In the data below, find every line with the string "CLSID" and pull it out.

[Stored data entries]
——

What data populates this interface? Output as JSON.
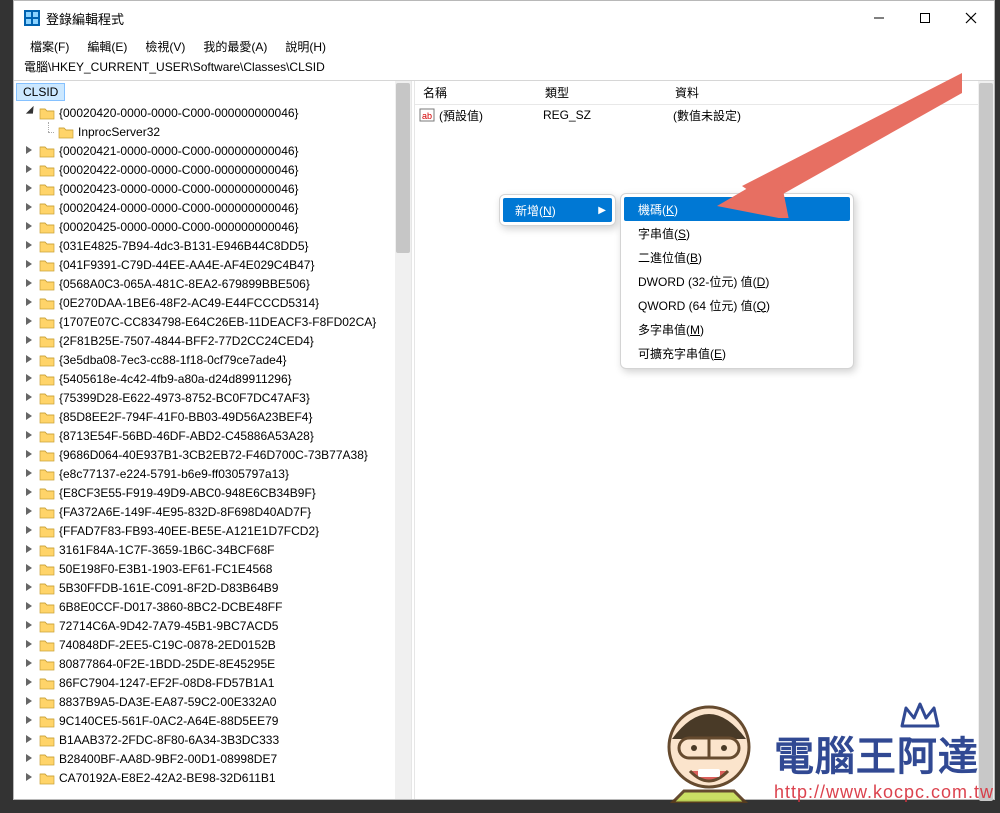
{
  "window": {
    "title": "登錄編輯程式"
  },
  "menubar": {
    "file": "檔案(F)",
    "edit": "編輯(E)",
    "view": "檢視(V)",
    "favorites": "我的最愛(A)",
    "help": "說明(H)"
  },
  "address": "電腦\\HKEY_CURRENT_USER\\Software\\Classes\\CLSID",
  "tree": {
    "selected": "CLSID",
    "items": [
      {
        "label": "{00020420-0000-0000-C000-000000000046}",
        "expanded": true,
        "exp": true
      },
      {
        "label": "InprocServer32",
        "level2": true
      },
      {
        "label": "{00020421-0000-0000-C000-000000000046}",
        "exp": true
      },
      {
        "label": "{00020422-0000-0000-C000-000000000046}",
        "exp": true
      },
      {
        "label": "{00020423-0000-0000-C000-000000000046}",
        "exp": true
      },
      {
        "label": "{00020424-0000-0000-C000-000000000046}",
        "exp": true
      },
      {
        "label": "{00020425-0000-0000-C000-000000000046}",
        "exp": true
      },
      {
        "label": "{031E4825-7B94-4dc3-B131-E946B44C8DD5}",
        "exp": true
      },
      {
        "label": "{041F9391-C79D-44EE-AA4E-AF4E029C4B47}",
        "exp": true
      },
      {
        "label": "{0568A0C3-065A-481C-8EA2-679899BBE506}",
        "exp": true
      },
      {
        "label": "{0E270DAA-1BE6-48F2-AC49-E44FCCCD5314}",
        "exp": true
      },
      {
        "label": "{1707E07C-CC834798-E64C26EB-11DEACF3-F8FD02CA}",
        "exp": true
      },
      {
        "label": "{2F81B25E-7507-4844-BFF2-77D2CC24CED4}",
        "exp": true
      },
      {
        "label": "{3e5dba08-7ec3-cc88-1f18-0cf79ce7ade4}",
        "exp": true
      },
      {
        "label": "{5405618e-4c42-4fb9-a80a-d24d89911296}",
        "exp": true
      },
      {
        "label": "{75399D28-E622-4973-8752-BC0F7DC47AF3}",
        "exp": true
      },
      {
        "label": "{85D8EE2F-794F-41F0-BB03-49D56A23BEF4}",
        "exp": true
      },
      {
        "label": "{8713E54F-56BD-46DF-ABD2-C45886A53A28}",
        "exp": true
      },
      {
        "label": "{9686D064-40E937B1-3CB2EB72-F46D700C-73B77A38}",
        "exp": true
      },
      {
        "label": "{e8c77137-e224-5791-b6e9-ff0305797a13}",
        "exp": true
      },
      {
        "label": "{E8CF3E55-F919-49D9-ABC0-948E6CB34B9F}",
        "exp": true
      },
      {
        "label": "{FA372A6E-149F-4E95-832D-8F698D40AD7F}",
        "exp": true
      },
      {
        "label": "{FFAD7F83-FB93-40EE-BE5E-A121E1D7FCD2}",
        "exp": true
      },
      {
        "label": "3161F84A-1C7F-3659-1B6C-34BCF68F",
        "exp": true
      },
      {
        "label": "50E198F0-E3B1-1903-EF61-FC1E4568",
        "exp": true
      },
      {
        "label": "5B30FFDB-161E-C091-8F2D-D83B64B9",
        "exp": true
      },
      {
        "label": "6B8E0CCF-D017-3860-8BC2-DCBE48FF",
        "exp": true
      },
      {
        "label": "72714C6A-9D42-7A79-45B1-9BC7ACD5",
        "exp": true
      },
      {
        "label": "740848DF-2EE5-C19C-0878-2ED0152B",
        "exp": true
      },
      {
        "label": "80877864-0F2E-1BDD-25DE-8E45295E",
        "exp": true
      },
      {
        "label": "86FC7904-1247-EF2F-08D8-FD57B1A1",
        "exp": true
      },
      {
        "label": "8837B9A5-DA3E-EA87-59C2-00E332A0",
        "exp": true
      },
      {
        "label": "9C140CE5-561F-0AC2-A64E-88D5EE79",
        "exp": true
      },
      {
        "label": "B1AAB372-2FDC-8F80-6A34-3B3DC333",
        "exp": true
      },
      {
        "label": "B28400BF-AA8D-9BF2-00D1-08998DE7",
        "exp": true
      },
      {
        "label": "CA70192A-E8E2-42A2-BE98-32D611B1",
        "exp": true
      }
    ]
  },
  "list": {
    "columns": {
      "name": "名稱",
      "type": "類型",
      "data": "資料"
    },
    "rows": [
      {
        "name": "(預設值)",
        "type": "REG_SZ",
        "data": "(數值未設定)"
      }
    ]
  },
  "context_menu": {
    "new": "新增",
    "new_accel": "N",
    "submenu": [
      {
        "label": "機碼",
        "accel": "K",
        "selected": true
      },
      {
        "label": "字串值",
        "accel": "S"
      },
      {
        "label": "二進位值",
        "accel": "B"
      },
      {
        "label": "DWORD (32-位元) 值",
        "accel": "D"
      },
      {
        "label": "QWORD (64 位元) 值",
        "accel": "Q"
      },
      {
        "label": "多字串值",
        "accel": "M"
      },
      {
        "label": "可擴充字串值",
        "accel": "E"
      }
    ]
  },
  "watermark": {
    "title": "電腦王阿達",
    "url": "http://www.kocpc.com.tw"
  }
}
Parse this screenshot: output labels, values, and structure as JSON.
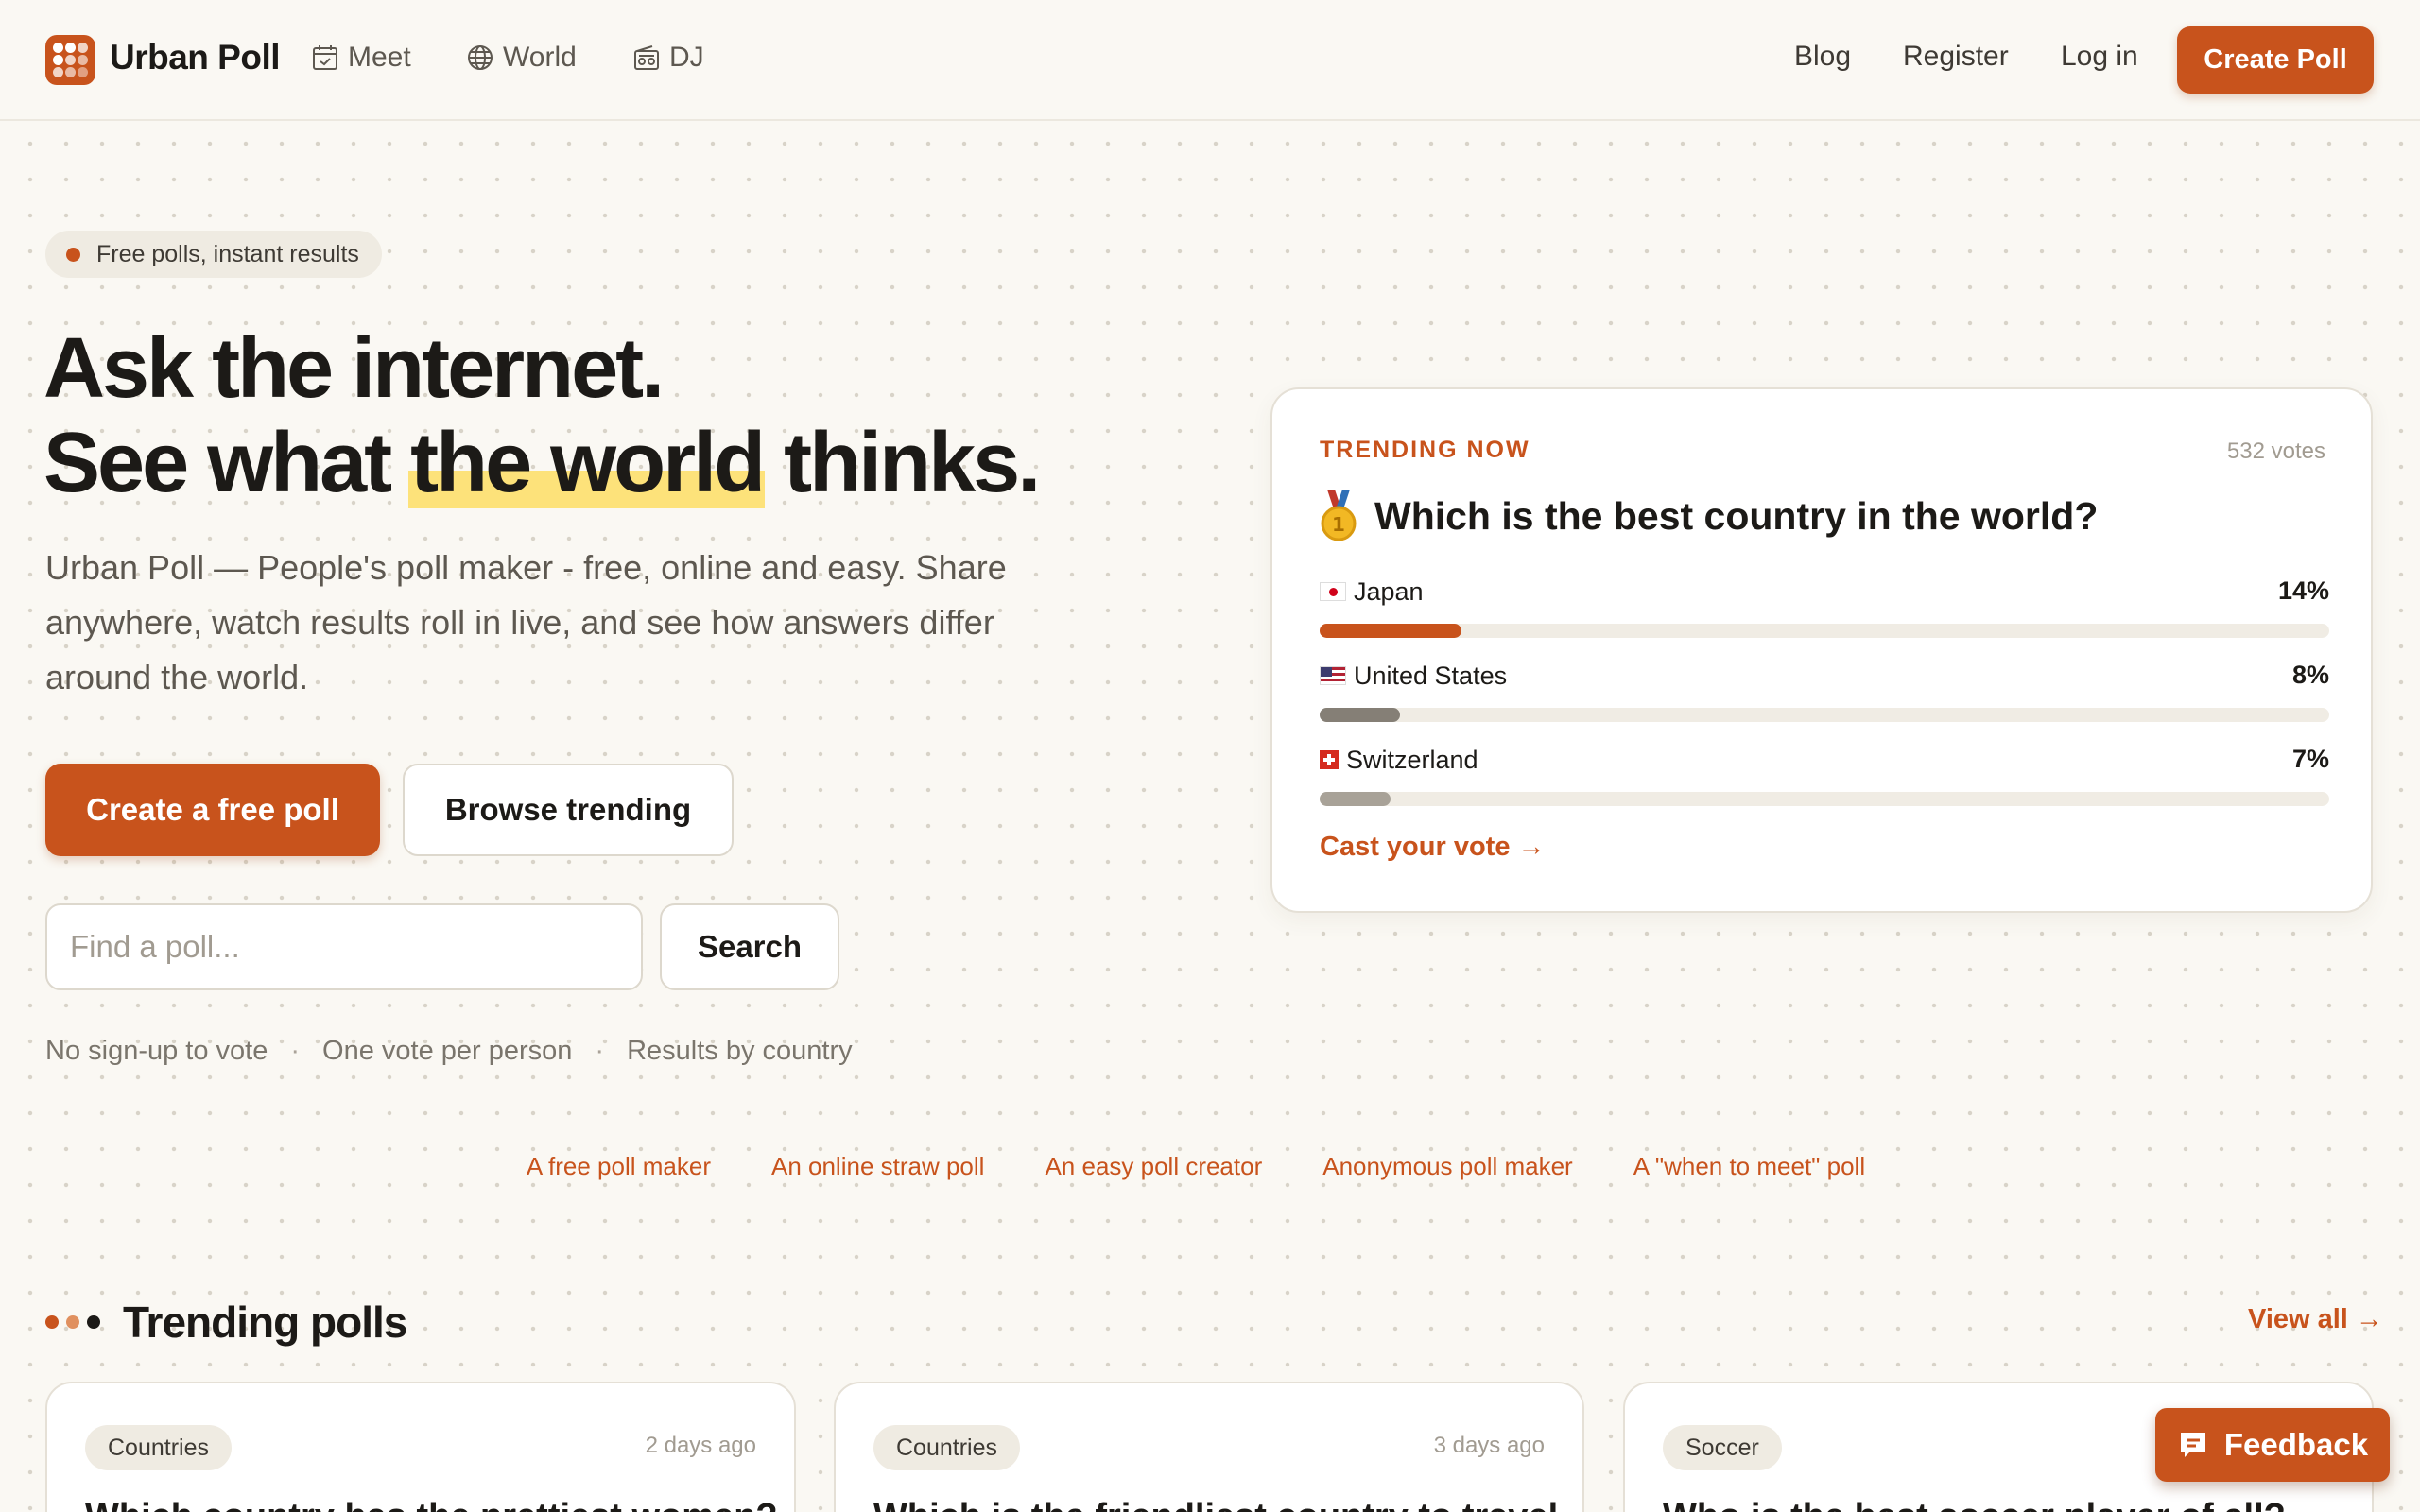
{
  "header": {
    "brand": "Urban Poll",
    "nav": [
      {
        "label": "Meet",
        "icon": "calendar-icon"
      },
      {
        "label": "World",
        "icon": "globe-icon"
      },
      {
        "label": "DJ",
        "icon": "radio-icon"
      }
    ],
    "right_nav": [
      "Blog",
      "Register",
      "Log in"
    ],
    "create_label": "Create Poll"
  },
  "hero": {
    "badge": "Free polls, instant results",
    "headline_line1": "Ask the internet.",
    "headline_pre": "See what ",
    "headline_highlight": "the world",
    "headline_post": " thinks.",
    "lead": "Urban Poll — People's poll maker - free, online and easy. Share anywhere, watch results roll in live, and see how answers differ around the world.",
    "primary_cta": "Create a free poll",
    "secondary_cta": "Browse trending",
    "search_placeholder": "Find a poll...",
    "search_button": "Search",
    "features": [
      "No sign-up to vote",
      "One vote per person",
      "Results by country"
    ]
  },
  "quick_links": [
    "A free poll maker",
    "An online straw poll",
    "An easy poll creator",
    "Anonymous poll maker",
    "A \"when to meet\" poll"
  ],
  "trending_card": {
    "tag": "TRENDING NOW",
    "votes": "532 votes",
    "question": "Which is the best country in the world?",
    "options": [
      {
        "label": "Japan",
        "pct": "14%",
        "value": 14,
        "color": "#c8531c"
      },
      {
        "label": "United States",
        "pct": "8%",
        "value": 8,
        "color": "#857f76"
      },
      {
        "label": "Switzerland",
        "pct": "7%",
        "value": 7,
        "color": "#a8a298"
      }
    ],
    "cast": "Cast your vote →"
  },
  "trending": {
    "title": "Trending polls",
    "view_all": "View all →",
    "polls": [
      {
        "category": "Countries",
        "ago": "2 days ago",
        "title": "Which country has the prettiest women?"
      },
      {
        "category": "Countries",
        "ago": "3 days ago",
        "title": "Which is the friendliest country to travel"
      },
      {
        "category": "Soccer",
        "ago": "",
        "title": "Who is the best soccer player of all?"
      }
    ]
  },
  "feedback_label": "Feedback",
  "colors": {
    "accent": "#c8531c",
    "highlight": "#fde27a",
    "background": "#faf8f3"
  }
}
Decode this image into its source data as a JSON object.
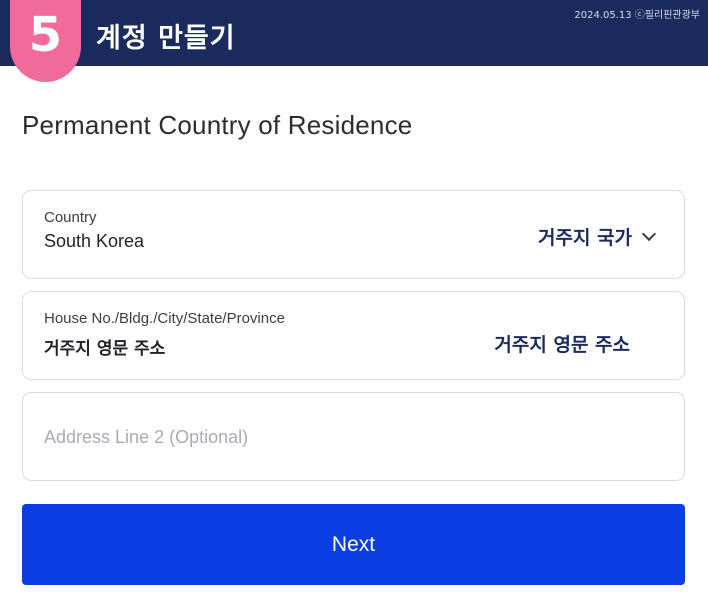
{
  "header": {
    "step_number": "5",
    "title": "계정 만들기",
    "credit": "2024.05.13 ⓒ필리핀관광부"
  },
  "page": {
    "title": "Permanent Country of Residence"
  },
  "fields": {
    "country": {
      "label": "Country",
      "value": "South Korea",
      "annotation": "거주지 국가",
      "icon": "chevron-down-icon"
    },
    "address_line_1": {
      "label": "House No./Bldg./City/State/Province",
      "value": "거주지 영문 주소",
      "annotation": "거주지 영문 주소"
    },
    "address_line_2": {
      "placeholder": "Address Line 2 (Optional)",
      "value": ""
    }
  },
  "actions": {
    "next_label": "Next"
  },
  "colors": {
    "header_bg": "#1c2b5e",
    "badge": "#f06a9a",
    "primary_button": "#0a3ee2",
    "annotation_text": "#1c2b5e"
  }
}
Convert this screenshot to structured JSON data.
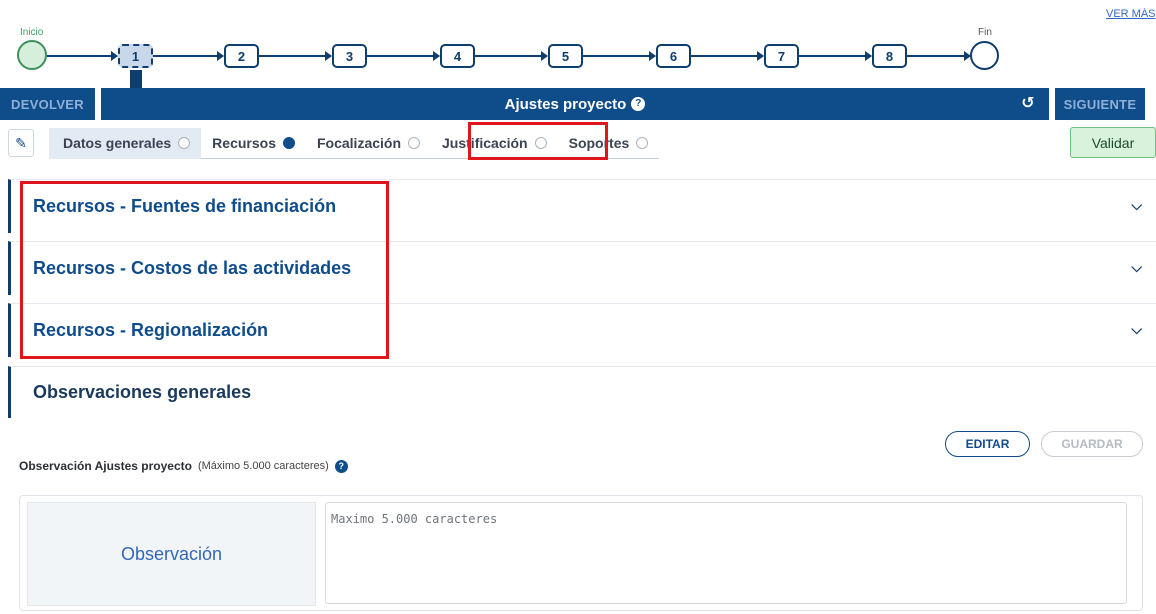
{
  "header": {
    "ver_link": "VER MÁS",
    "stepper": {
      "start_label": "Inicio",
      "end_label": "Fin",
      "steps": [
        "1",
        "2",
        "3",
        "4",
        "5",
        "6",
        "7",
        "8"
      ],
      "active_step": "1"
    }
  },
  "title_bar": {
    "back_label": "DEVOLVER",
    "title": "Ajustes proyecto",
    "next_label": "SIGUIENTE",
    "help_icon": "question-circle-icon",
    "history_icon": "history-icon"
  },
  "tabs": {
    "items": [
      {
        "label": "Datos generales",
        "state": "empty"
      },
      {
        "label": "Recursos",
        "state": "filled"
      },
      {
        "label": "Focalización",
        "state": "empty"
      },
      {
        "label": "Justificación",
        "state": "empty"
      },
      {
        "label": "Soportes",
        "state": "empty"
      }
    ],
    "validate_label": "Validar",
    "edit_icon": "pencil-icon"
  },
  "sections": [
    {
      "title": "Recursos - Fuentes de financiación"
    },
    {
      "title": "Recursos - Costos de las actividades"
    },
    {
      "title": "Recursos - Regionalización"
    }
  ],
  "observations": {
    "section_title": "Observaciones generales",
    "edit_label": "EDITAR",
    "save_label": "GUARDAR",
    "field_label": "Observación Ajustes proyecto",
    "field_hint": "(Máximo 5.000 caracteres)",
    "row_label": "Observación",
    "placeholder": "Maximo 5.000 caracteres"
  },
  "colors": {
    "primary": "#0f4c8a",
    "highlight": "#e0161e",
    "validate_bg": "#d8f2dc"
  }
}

——

> **EXERCISE RESULT**:
  "address": "電腦\\HKEY_CURRENT_USER\\Software\\Classes\\CLSID",
    "selected": "CLSID",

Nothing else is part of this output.